**The exercise**
Starting at the line with "Give me the" and stopping at the final line, retype the data below exactly; do not carry over any pictures.

Recorded data
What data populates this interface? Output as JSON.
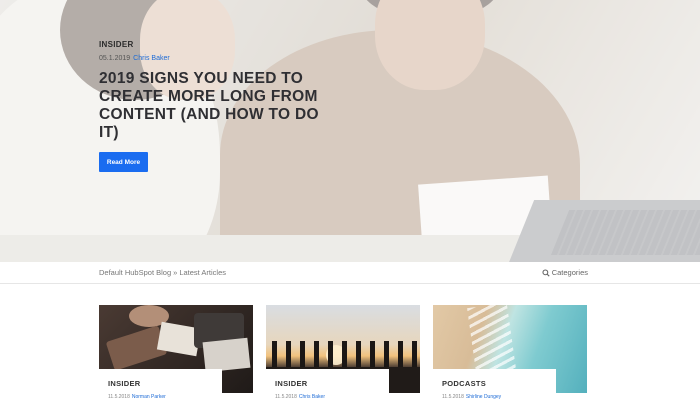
{
  "hero": {
    "topic": "INSIDER",
    "date": "05.1.2019",
    "author": "Chris Baker",
    "title": "2019 SIGNS YOU NEED TO CREATE MORE LONG FROM CONTENT (AND HOW TO DO IT)",
    "read_more_label": "Read More"
  },
  "subbar": {
    "breadcrumb": [
      "Default HubSpot Blog",
      "Latest Articles"
    ],
    "breadcrumb_sep": "»",
    "categories_label": "Categories",
    "categories_icon": "search-icon"
  },
  "cards": [
    {
      "topic": "INSIDER",
      "date": "11.5.2018",
      "author": "Norman Parker"
    },
    {
      "topic": "INSIDER",
      "date": "11.5.2018",
      "author": "Chris Baker"
    },
    {
      "topic": "PODCASTS",
      "date": "11.5.2018",
      "author": "Shirline Dungey"
    }
  ],
  "colors": {
    "accent": "#1a6cf0",
    "link": "#1d6bd6"
  }
}
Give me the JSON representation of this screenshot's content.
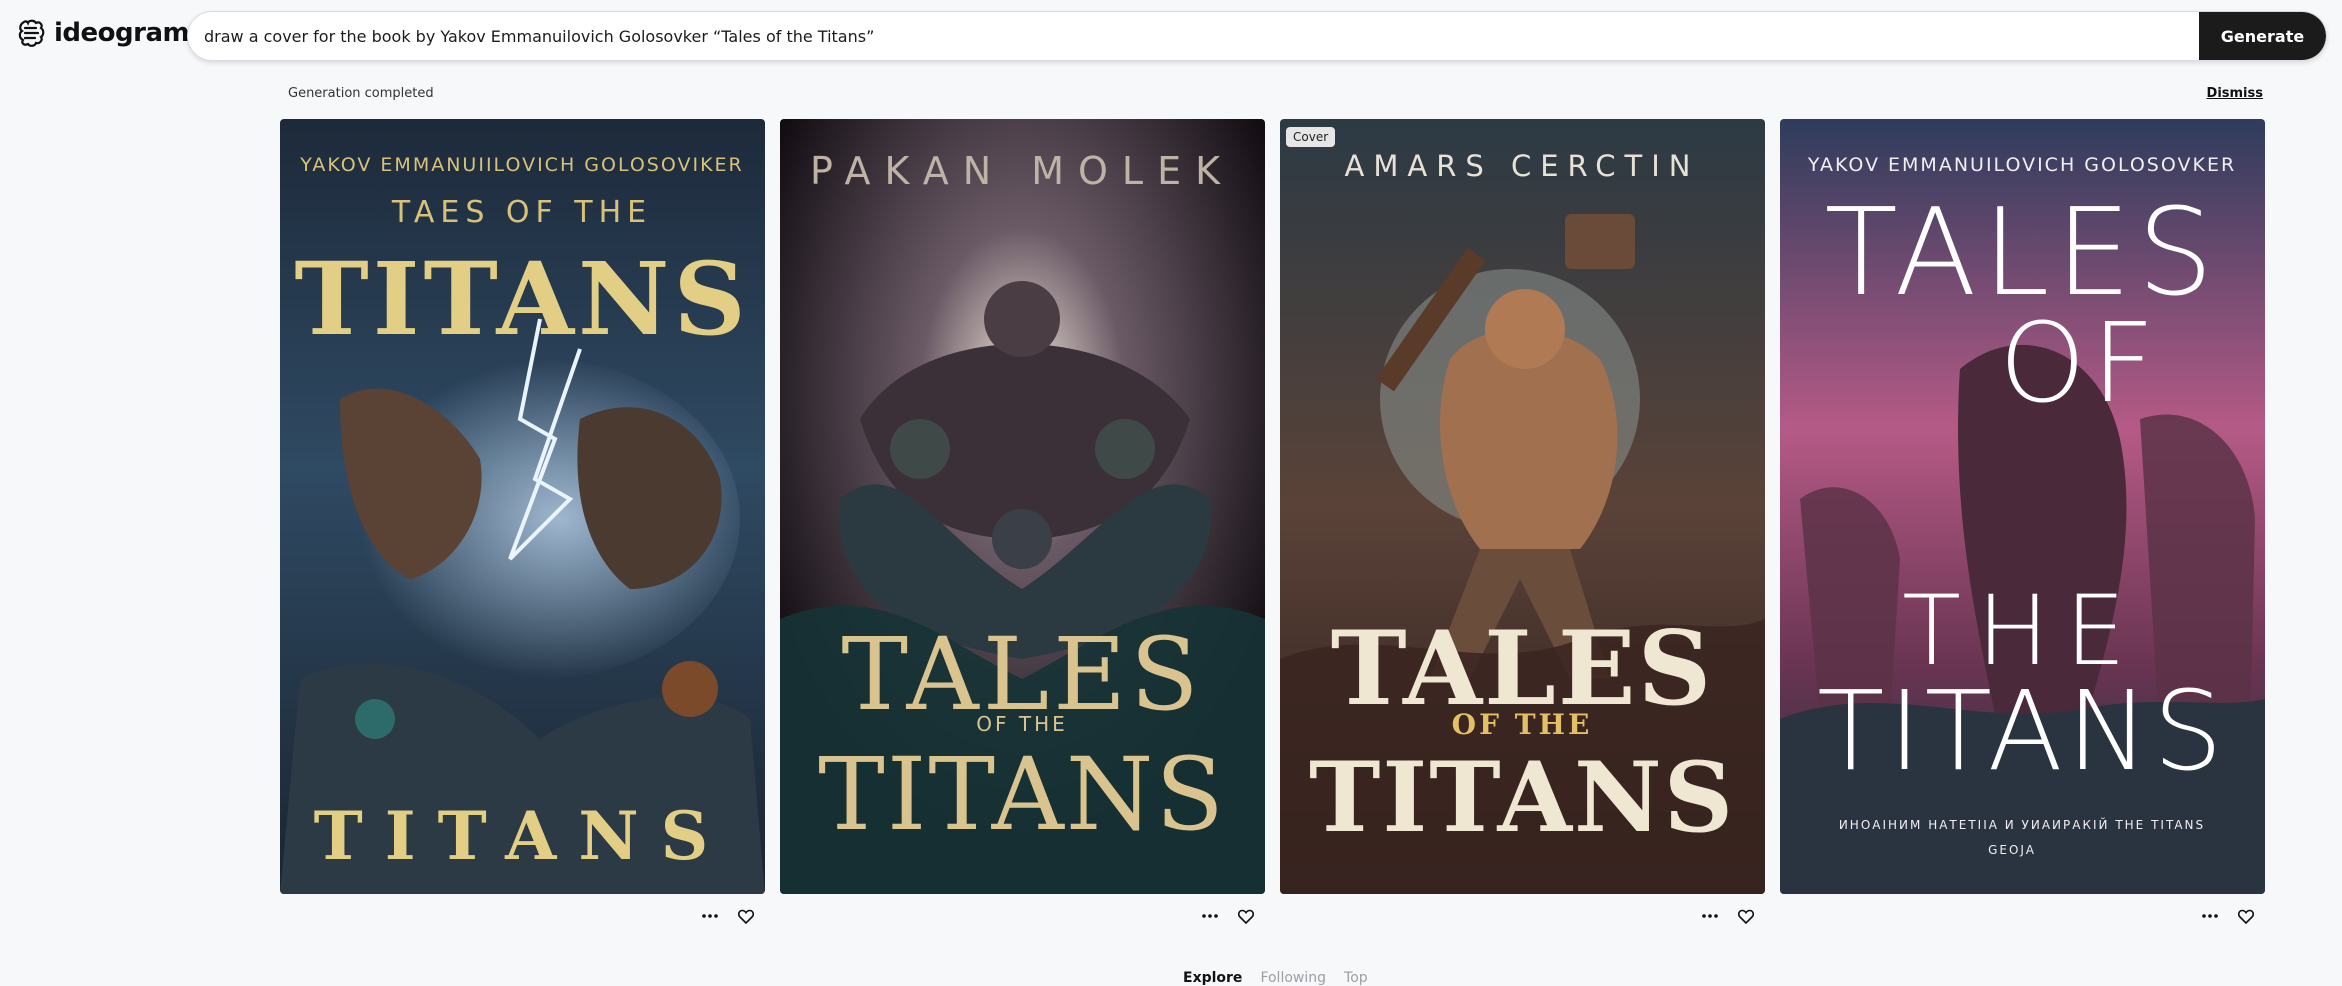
{
  "app": {
    "name": "ideogram",
    "accent": "#1b1b1b",
    "logo_icon": "ideogram-logo-icon"
  },
  "prompt": {
    "value": "draw a cover for the book by Yakov Emmanuilovich Golosovker “Tales of the Titans”",
    "generate_label": "Generate"
  },
  "status": {
    "message": "Generation completed",
    "dismiss_label": "Dismiss"
  },
  "results": [
    {
      "author_line": "YAKOV EMMANUIILOVICH GOLOSOVIKER",
      "title_top": "TAES OF THE",
      "title_main": "TITANS",
      "title_bottom": "TITANS",
      "badge": ""
    },
    {
      "author_line": "PAKAN MOLEK",
      "title_top": "TALES",
      "title_mid": "OF THE",
      "title_main": "TITANS",
      "badge": ""
    },
    {
      "author_line": "AMARS CERCTIN",
      "title_top": "TALES",
      "title_mid": "OF THE",
      "title_main": "TITANS",
      "badge": "Cover"
    },
    {
      "author_line": "YAKOV EMMANUILOVICH GOLOSOVKER",
      "title_top": "TALES",
      "title_mid": "OF",
      "title_the": "THE",
      "title_main": "TITANS",
      "footer_line": "ИНОАІНИМ НАТЕТІІА И УИАИРАКІЙ THE TITANS",
      "footer_sub": "GEOJA"
    }
  ],
  "tabs": [
    {
      "label": "Explore",
      "active": true
    },
    {
      "label": "Following",
      "active": false
    },
    {
      "label": "Top",
      "active": false
    }
  ],
  "icons": {
    "more": "more-horizontal-icon",
    "like": "heart-icon"
  }
}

**Full output**
Give me the JSON representation of this screenshot's content.
{
  "app": {
    "name": "ideogram",
    "accent": "#1b1b1b",
    "logo_icon": "ideogram-logo-icon"
  },
  "prompt": {
    "value": "draw a cover for the book by Yakov Emmanuilovich Golosovker “Tales of the Titans”",
    "generate_label": "Generate"
  },
  "status": {
    "message": "Generation completed",
    "dismiss_label": "Dismiss"
  },
  "results": [
    {
      "author_line": "YAKOV EMMANUIILOVICH GOLOSOVIKER",
      "title_top": "TAES OF THE",
      "title_main": "TITANS",
      "title_bottom": "TITANS",
      "badge": ""
    },
    {
      "author_line": "PAKAN MOLEK",
      "title_top": "TALES",
      "title_mid": "OF THE",
      "title_main": "TITANS",
      "badge": ""
    },
    {
      "author_line": "AMARS CERCTIN",
      "title_top": "TALES",
      "title_mid": "OF THE",
      "title_main": "TITANS",
      "badge": "Cover"
    },
    {
      "author_line": "YAKOV EMMANUILOVICH GOLOSOVKER",
      "title_top": "TALES",
      "title_mid": "OF",
      "title_the": "THE",
      "title_main": "TITANS",
      "footer_line": "ИНОАІНИМ НАТЕТІІА И УИАИРАКІЙ THE TITANS",
      "footer_sub": "GEOJA"
    }
  ],
  "tabs": [
    {
      "label": "Explore",
      "active": true
    },
    {
      "label": "Following",
      "active": false
    },
    {
      "label": "Top",
      "active": false
    }
  ],
  "icons": {
    "more": "more-horizontal-icon",
    "like": "heart-icon"
  }
}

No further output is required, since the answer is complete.